## WHAT TO DO
Each line from the one that contains "Transcribe the text in this document." to the end of the material must be set down exactly, and no line before it.
___ DATA SUPPLIED ___
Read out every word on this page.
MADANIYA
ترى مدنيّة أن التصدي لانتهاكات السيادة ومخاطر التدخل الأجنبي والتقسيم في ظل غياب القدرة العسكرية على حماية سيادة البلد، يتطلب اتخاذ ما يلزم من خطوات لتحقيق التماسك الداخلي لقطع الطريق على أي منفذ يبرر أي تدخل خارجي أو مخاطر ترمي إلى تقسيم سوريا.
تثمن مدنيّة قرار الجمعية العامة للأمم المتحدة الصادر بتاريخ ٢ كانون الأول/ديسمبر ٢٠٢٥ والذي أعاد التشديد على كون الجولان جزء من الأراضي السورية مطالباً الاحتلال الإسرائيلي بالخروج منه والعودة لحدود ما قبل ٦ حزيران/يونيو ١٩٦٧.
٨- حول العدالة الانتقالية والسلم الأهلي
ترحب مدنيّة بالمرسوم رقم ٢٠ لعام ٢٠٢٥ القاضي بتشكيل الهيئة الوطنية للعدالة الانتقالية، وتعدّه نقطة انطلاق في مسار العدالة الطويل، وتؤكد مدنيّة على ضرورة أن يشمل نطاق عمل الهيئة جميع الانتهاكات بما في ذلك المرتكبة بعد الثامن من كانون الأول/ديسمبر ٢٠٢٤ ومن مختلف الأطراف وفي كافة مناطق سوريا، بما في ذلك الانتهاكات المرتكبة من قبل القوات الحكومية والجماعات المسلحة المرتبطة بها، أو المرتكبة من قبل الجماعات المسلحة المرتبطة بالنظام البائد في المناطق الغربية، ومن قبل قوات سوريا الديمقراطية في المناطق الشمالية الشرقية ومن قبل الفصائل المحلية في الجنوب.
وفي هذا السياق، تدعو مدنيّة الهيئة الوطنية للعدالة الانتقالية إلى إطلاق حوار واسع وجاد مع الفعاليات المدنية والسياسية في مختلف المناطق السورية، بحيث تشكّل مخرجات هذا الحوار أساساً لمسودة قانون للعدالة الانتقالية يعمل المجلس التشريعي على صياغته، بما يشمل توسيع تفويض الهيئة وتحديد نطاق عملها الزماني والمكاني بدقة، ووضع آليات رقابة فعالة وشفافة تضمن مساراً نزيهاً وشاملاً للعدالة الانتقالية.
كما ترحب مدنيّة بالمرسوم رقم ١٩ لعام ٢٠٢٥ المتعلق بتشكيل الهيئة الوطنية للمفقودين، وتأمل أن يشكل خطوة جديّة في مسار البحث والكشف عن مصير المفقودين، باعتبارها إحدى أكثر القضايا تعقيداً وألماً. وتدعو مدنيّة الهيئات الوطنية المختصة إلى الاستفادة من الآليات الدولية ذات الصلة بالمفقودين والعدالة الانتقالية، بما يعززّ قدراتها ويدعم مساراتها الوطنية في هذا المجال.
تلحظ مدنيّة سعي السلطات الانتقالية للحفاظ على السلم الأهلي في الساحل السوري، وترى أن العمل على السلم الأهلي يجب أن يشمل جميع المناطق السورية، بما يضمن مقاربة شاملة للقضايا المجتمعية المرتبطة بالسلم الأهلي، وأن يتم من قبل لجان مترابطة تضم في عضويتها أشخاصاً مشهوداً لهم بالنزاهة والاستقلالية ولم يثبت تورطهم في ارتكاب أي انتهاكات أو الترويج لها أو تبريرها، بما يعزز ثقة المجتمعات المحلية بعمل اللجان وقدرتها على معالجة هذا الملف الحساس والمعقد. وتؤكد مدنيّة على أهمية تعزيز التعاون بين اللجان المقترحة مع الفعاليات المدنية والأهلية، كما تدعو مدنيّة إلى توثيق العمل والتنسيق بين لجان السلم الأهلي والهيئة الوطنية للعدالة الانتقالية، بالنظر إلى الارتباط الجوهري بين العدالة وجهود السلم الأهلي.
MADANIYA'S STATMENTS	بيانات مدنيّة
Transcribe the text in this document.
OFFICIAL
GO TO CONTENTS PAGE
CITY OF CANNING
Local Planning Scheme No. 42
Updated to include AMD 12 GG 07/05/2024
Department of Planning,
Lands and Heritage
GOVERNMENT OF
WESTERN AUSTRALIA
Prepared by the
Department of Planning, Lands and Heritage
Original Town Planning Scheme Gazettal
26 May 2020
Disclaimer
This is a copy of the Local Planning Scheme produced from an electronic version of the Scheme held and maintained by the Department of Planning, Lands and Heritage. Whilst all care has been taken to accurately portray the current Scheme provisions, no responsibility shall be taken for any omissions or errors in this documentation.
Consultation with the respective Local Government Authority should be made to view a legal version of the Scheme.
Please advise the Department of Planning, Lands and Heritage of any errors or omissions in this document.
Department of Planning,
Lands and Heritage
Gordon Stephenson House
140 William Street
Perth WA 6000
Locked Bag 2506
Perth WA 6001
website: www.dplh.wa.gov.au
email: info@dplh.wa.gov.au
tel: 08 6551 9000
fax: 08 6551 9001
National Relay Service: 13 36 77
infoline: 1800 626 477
___
## EXPECTED OUTPUT
Transcribe the text in this document.
OFFICIAL
GO TO CONTENTS PAGE
CITY OF CANNING
Local Planning Scheme No. 42
Updated to include AMD 12 GG 07/05/2024
Department of Planning,
Lands and Heritage
GOVERNMENT OF
WESTERN AUSTRALIA
Prepared by the
Department of Planning, Lands and Heritage
Original Town Planning Scheme Gazettal
26 May 2020
Disclaimer
This is a copy of the Local Planning Scheme produced from an electronic version of the Scheme held and maintained by the Department of Planning, Lands and Heritage. Whilst all care has been taken to accurately portray the current Scheme provisions, no responsibility shall be taken for any omissions or errors in this documentation.
Consultation with the respective Local Government Authority should be made to view a legal version of the Scheme.
Please advise the Department of Planning, Lands and Heritage of any errors or omissions in this document.
Department of Planning,
Lands and Heritage
Gordon Stephenson House
140 William Street
Perth WA 6000
Locked Bag 2506
Perth WA 6001
website: www.dplh.wa.gov.au
email: info@dplh.wa.gov.au
tel: 08 6551 9000
fax: 08 6551 9001
National Relay Service: 13 36 77
infoline: 1800 626 477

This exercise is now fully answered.